Exercise prompt:
The listing beneath should be written out in full, exactly as shown.

-- Begin --

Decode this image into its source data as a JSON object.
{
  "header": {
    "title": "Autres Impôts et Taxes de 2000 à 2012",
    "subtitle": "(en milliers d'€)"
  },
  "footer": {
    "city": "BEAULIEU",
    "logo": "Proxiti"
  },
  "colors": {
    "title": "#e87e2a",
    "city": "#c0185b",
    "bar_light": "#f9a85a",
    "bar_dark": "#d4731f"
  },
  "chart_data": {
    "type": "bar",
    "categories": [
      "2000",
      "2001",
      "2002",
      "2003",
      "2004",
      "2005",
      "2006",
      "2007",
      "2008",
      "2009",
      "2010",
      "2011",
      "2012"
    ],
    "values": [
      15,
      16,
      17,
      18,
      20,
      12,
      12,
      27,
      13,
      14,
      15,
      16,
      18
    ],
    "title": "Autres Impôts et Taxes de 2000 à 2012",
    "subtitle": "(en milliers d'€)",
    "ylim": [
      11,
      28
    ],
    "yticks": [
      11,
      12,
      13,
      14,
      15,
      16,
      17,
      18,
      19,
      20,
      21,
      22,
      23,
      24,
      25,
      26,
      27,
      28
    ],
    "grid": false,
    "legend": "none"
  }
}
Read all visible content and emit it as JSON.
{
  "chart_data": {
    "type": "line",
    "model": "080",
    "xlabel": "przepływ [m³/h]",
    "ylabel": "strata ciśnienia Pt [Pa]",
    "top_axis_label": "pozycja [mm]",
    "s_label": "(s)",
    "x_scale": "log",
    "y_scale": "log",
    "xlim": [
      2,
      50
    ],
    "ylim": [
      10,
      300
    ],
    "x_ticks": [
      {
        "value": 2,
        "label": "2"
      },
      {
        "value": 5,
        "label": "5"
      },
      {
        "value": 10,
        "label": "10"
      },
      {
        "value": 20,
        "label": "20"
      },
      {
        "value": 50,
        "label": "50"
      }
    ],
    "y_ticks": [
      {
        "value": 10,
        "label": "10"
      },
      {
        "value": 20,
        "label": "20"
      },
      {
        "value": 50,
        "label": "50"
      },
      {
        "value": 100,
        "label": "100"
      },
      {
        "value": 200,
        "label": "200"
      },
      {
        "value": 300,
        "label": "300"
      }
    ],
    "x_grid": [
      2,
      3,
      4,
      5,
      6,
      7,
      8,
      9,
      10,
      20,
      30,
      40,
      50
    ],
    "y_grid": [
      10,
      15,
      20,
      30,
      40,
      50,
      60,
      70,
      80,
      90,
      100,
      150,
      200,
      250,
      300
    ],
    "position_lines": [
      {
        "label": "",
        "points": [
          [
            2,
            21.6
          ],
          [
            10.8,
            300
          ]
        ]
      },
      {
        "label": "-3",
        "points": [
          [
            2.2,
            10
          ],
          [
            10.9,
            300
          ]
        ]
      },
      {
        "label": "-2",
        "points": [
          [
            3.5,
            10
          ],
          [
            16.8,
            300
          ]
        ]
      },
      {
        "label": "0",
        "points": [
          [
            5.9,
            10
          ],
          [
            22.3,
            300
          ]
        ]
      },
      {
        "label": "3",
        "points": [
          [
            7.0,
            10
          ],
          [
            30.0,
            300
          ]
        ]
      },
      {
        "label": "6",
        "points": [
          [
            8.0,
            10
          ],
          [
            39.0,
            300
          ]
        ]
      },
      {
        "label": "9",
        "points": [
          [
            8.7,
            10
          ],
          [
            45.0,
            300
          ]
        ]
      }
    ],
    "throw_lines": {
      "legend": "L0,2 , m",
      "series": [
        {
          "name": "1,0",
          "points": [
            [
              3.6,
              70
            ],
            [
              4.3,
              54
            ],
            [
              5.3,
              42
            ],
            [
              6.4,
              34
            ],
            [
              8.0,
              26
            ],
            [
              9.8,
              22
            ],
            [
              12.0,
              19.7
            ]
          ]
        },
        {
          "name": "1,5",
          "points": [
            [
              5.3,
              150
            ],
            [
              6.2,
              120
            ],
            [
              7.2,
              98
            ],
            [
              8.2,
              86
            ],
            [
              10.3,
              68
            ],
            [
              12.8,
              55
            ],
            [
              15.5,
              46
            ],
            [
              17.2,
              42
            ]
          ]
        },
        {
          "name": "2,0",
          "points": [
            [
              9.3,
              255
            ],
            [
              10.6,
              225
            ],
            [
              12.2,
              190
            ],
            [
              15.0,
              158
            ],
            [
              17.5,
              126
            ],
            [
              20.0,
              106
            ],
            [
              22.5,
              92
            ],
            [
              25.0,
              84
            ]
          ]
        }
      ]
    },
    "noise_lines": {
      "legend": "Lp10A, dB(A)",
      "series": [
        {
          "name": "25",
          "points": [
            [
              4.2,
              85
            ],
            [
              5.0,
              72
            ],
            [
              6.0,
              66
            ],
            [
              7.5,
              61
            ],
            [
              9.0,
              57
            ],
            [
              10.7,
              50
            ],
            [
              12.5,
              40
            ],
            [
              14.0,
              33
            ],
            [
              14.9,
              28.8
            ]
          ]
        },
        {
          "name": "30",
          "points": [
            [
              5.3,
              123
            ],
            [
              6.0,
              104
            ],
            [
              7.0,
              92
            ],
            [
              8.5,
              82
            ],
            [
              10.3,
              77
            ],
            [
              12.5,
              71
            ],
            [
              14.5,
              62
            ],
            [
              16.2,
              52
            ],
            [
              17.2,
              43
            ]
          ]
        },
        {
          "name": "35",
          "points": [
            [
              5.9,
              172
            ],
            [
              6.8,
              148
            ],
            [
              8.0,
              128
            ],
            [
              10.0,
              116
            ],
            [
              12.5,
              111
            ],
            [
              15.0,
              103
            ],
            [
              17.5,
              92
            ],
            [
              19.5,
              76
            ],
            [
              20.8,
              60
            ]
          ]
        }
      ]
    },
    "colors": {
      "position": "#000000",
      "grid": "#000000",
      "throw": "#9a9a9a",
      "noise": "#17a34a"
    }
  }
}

-- End --

Full solution:
Decode this image into its source data as a JSON object.
{
  "header": {
    "title": "Autres Impôts et Taxes de 2000 à 2012",
    "subtitle": "(en milliers d'€)"
  },
  "footer": {
    "city": "BEAULIEU",
    "logo": "Proxiti"
  },
  "colors": {
    "title": "#e87e2a",
    "city": "#c0185b",
    "bar_light": "#f9a85a",
    "bar_dark": "#d4731f"
  },
  "chart_data": {
    "type": "bar",
    "categories": [
      "2000",
      "2001",
      "2002",
      "2003",
      "2004",
      "2005",
      "2006",
      "2007",
      "2008",
      "2009",
      "2010",
      "2011",
      "2012"
    ],
    "values": [
      15,
      16,
      17,
      18,
      20,
      12,
      12,
      27,
      13,
      14,
      15,
      16,
      18
    ],
    "title": "Autres Impôts et Taxes de 2000 à 2012",
    "subtitle": "(en milliers d'€)",
    "ylim": [
      11,
      28
    ],
    "yticks": [
      11,
      12,
      13,
      14,
      15,
      16,
      17,
      18,
      19,
      20,
      21,
      22,
      23,
      24,
      25,
      26,
      27,
      28
    ],
    "grid": false,
    "legend": "none"
  }
}
Read all visible content and emit it as JSON.
{
  "chart_data": {
    "type": "line",
    "model": "080",
    "xlabel": "przepływ [m³/h]",
    "ylabel": "strata ciśnienia Pt [Pa]",
    "top_axis_label": "pozycja [mm]",
    "s_label": "(s)",
    "x_scale": "log",
    "y_scale": "log",
    "xlim": [
      2,
      50
    ],
    "ylim": [
      10,
      300
    ],
    "x_ticks": [
      {
        "value": 2,
        "label": "2"
      },
      {
        "value": 5,
        "label": "5"
      },
      {
        "value": 10,
        "label": "10"
      },
      {
        "value": 20,
        "label": "20"
      },
      {
        "value": 50,
        "label": "50"
      }
    ],
    "y_ticks": [
      {
        "value": 10,
        "label": "10"
      },
      {
        "value": 20,
        "label": "20"
      },
      {
        "value": 50,
        "label": "50"
      },
      {
        "value": 100,
        "label": "100"
      },
      {
        "value": 200,
        "label": "200"
      },
      {
        "value": 300,
        "label": "300"
      }
    ],
    "x_grid": [
      2,
      3,
      4,
      5,
      6,
      7,
      8,
      9,
      10,
      20,
      30,
      40,
      50
    ],
    "y_grid": [
      10,
      15,
      20,
      30,
      40,
      50,
      60,
      70,
      80,
      90,
      100,
      150,
      200,
      250,
      300
    ],
    "position_lines": [
      {
        "label": "",
        "points": [
          [
            2,
            21.6
          ],
          [
            10.8,
            300
          ]
        ]
      },
      {
        "label": "-3",
        "points": [
          [
            2.2,
            10
          ],
          [
            10.9,
            300
          ]
        ]
      },
      {
        "label": "-2",
        "points": [
          [
            3.5,
            10
          ],
          [
            16.8,
            300
          ]
        ]
      },
      {
        "label": "0",
        "points": [
          [
            5.9,
            10
          ],
          [
            22.3,
            300
          ]
        ]
      },
      {
        "label": "3",
        "points": [
          [
            7.0,
            10
          ],
          [
            30.0,
            300
          ]
        ]
      },
      {
        "label": "6",
        "points": [
          [
            8.0,
            10
          ],
          [
            39.0,
            300
          ]
        ]
      },
      {
        "label": "9",
        "points": [
          [
            8.7,
            10
          ],
          [
            45.0,
            300
          ]
        ]
      }
    ],
    "throw_lines": {
      "legend": "L0,2 , m",
      "series": [
        {
          "name": "1,0",
          "points": [
            [
              3.6,
              70
            ],
            [
              4.3,
              54
            ],
            [
              5.3,
              42
            ],
            [
              6.4,
              34
            ],
            [
              8.0,
              26
            ],
            [
              9.8,
              22
            ],
            [
              12.0,
              19.7
            ]
          ]
        },
        {
          "name": "1,5",
          "points": [
            [
              5.3,
              150
            ],
            [
              6.2,
              120
            ],
            [
              7.2,
              98
            ],
            [
              8.2,
              86
            ],
            [
              10.3,
              68
            ],
            [
              12.8,
              55
            ],
            [
              15.5,
              46
            ],
            [
              17.2,
              42
            ]
          ]
        },
        {
          "name": "2,0",
          "points": [
            [
              9.3,
              255
            ],
            [
              10.6,
              225
            ],
            [
              12.2,
              190
            ],
            [
              15.0,
              158
            ],
            [
              17.5,
              126
            ],
            [
              20.0,
              106
            ],
            [
              22.5,
              92
            ],
            [
              25.0,
              84
            ]
          ]
        }
      ]
    },
    "noise_lines": {
      "legend": "Lp10A, dB(A)",
      "series": [
        {
          "name": "25",
          "points": [
            [
              4.2,
              85
            ],
            [
              5.0,
              72
            ],
            [
              6.0,
              66
            ],
            [
              7.5,
              61
            ],
            [
              9.0,
              57
            ],
            [
              10.7,
              50
            ],
            [
              12.5,
              40
            ],
            [
              14.0,
              33
            ],
            [
              14.9,
              28.8
            ]
          ]
        },
        {
          "name": "30",
          "points": [
            [
              5.3,
              123
            ],
            [
              6.0,
              104
            ],
            [
              7.0,
              92
            ],
            [
              8.5,
              82
            ],
            [
              10.3,
              77
            ],
            [
              12.5,
              71
            ],
            [
              14.5,
              62
            ],
            [
              16.2,
              52
            ],
            [
              17.2,
              43
            ]
          ]
        },
        {
          "name": "35",
          "points": [
            [
              5.9,
              172
            ],
            [
              6.8,
              148
            ],
            [
              8.0,
              128
            ],
            [
              10.0,
              116
            ],
            [
              12.5,
              111
            ],
            [
              15.0,
              103
            ],
            [
              17.5,
              92
            ],
            [
              19.5,
              76
            ],
            [
              20.8,
              60
            ]
          ]
        }
      ]
    },
    "colors": {
      "position": "#000000",
      "grid": "#000000",
      "throw": "#9a9a9a",
      "noise": "#17a34a"
    }
  }
}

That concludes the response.